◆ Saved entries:
______
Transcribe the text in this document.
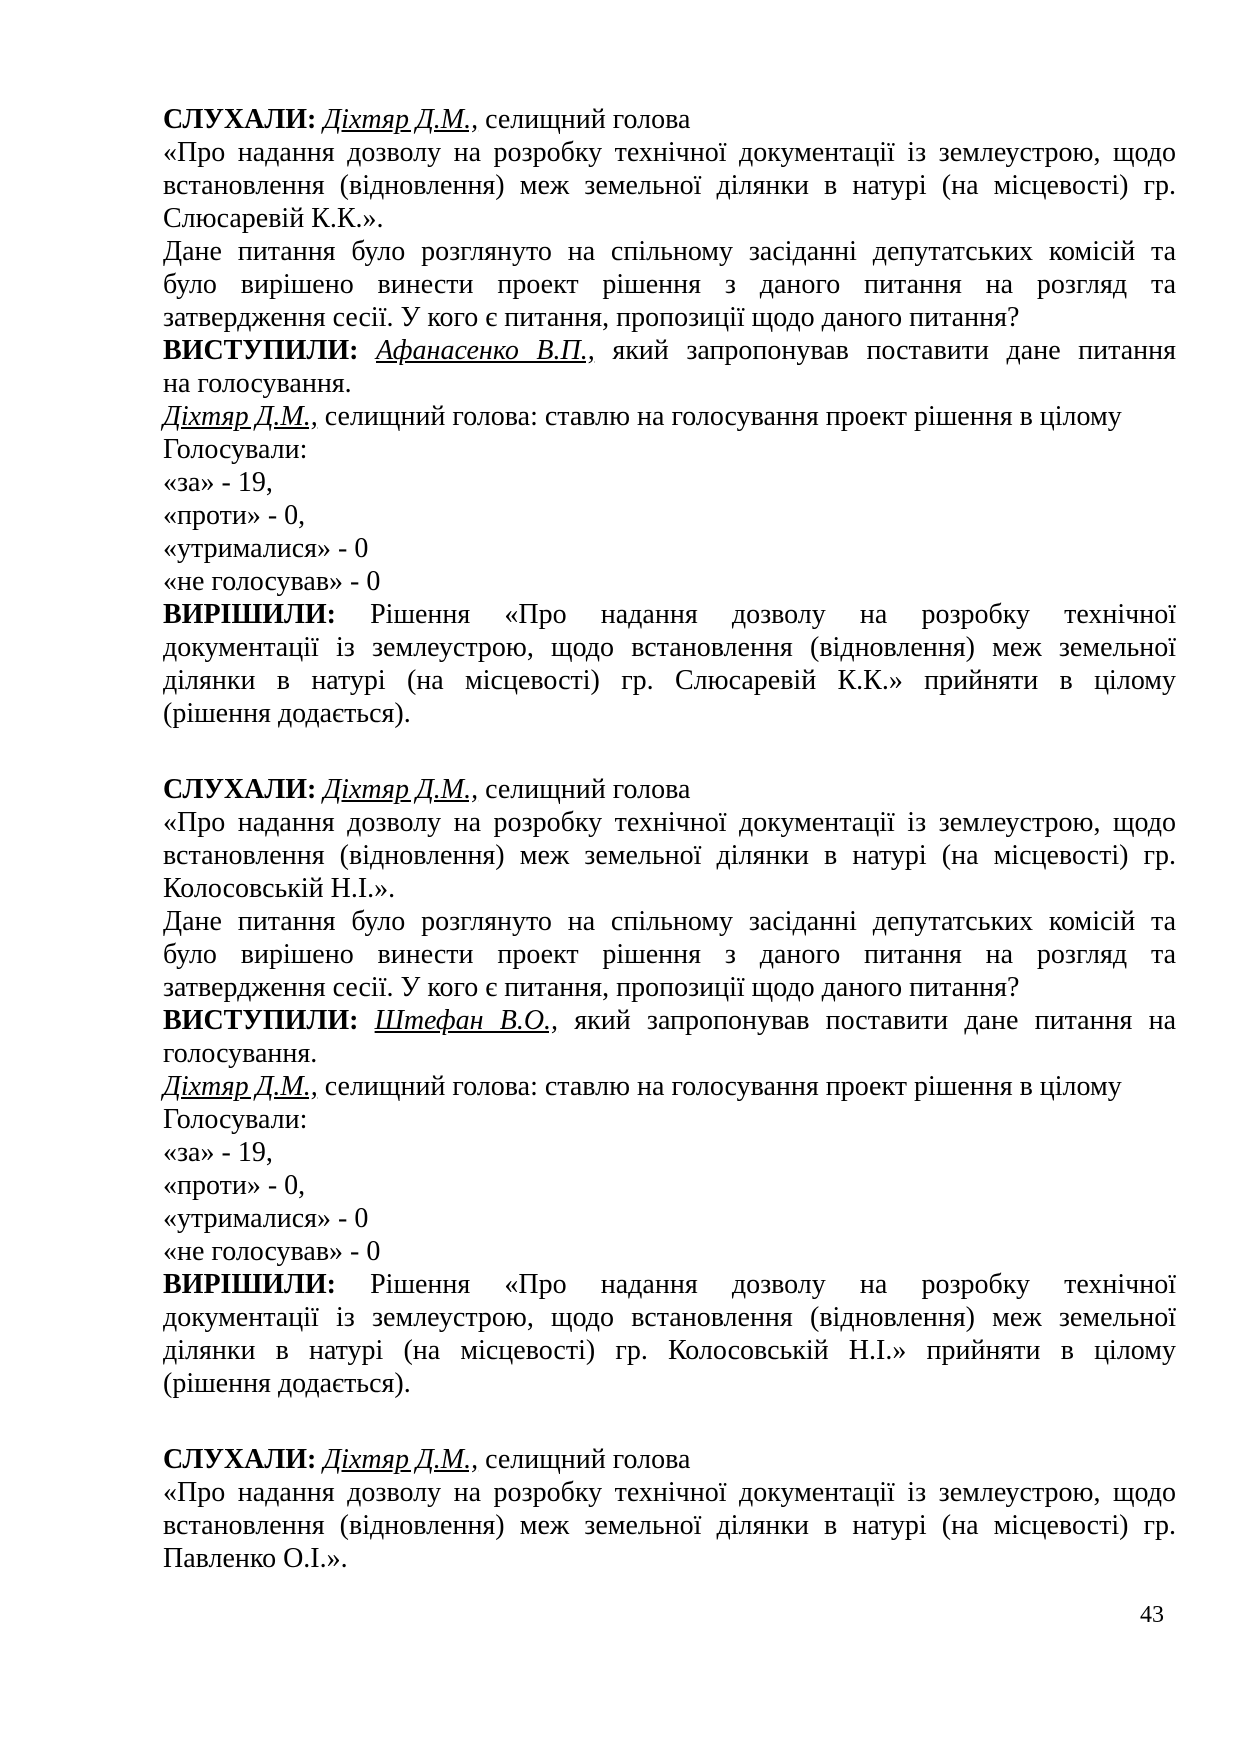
СЛУХАЛИ: Діхтяр Д.М., селищний голова
«Про надання дозволу на розробку технічної документації із землеустрою, щодо
встановлення (відновлення) меж земельної ділянки в натурі (на місцевості) гр.
Слюсаревій К.К.».
Дане питання було розглянуто на спільному засіданні депутатських комісій та
було вирішено винести проект рішення з даного питання на розгляд та
затвердження сесії. У кого є питання, пропозиції щодо даного питання?
ВИСТУПИЛИ: Афанасенко В.П., який запропонував поставити дане питання
на голосування.
Діхтяр Д.М., селищний голова: ставлю на голосування проект рішення в цілому
Голосували:
«за» - 19,
«проти» - 0,
«утрималися» - 0
«не голосував» - 0
ВИРІШИЛИ: Рішення «Про надання дозволу на розробку технічної
документації із землеустрою, щодо встановлення (відновлення) меж земельної
ділянки в натурі (на місцевості) гр. Слюсаревій К.К.» прийняти в цілому
(рішення додається).
СЛУХАЛИ: Діхтяр Д.М., селищний голова
«Про надання дозволу на розробку технічної документації із землеустрою, щодо
встановлення (відновлення) меж земельної ділянки в натурі (на місцевості) гр.
Колосовській Н.І.».
Дане питання було розглянуто на спільному засіданні депутатських комісій та
було вирішено винести проект рішення з даного питання на розгляд та
затвердження сесії. У кого є питання, пропозиції щодо даного питання?
ВИСТУПИЛИ: Штефан В.О., який запропонував поставити дане питання на
голосування.
Діхтяр Д.М., селищний голова: ставлю на голосування проект рішення в цілому
Голосували:
«за» - 19,
«проти» - 0,
«утрималися» - 0
«не голосував» - 0
ВИРІШИЛИ: Рішення «Про надання дозволу на розробку технічної
документації із землеустрою, щодо встановлення (відновлення) меж земельної
ділянки в натурі (на місцевості) гр. Колосовській Н.І.» прийняти в цілому
(рішення додається).
СЛУХАЛИ: Діхтяр Д.М., селищний голова
«Про надання дозволу на розробку технічної документації із землеустрою, щодо
встановлення (відновлення) меж земельної ділянки в натурі (на місцевості) гр.
Павленко О.І.».
43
______
◆ CHALLENGE: In the copy, include all records verbatim but no images.

◆ RIGHT ANSWER:
Transcribe the text in this document.
СЛУХАЛИ: Діхтяр Д.М., селищний голова
«Про надання дозволу на розробку технічної документації із землеустрою, щодо
встановлення (відновлення) меж земельної ділянки в натурі (на місцевості) гр.
Слюсаревій К.К.».
Дане питання було розглянуто на спільному засіданні депутатських комісій та
було вирішено винести проект рішення з даного питання на розгляд та
затвердження сесії. У кого є питання, пропозиції щодо даного питання?
ВИСТУПИЛИ: Афанасенко В.П., який запропонував поставити дане питання
на голосування.
Діхтяр Д.М., селищний голова: ставлю на голосування проект рішення в цілому
Голосували:
«за» - 19,
«проти» - 0,
«утрималися» - 0
«не голосував» - 0
ВИРІШИЛИ: Рішення «Про надання дозволу на розробку технічної
документації із землеустрою, щодо встановлення (відновлення) меж земельної
ділянки в натурі (на місцевості) гр. Слюсаревій К.К.» прийняти в цілому
(рішення додається).
СЛУХАЛИ: Діхтяр Д.М., селищний голова
«Про надання дозволу на розробку технічної документації із землеустрою, щодо
встановлення (відновлення) меж земельної ділянки в натурі (на місцевості) гр.
Колосовській Н.І.».
Дане питання було розглянуто на спільному засіданні депутатських комісій та
було вирішено винести проект рішення з даного питання на розгляд та
затвердження сесії. У кого є питання, пропозиції щодо даного питання?
ВИСТУПИЛИ: Штефан В.О., який запропонував поставити дане питання на
голосування.
Діхтяр Д.М., селищний голова: ставлю на голосування проект рішення в цілому
Голосували:
«за» - 19,
«проти» - 0,
«утрималися» - 0
«не голосував» - 0
ВИРІШИЛИ: Рішення «Про надання дозволу на розробку технічної
документації із землеустрою, щодо встановлення (відновлення) меж земельної
ділянки в натурі (на місцевості) гр. Колосовській Н.І.» прийняти в цілому
(рішення додається).
СЛУХАЛИ: Діхтяр Д.М., селищний голова
«Про надання дозволу на розробку технічної документації із землеустрою, щодо
встановлення (відновлення) меж земельної ділянки в натурі (на місцевості) гр.
Павленко О.І.».
43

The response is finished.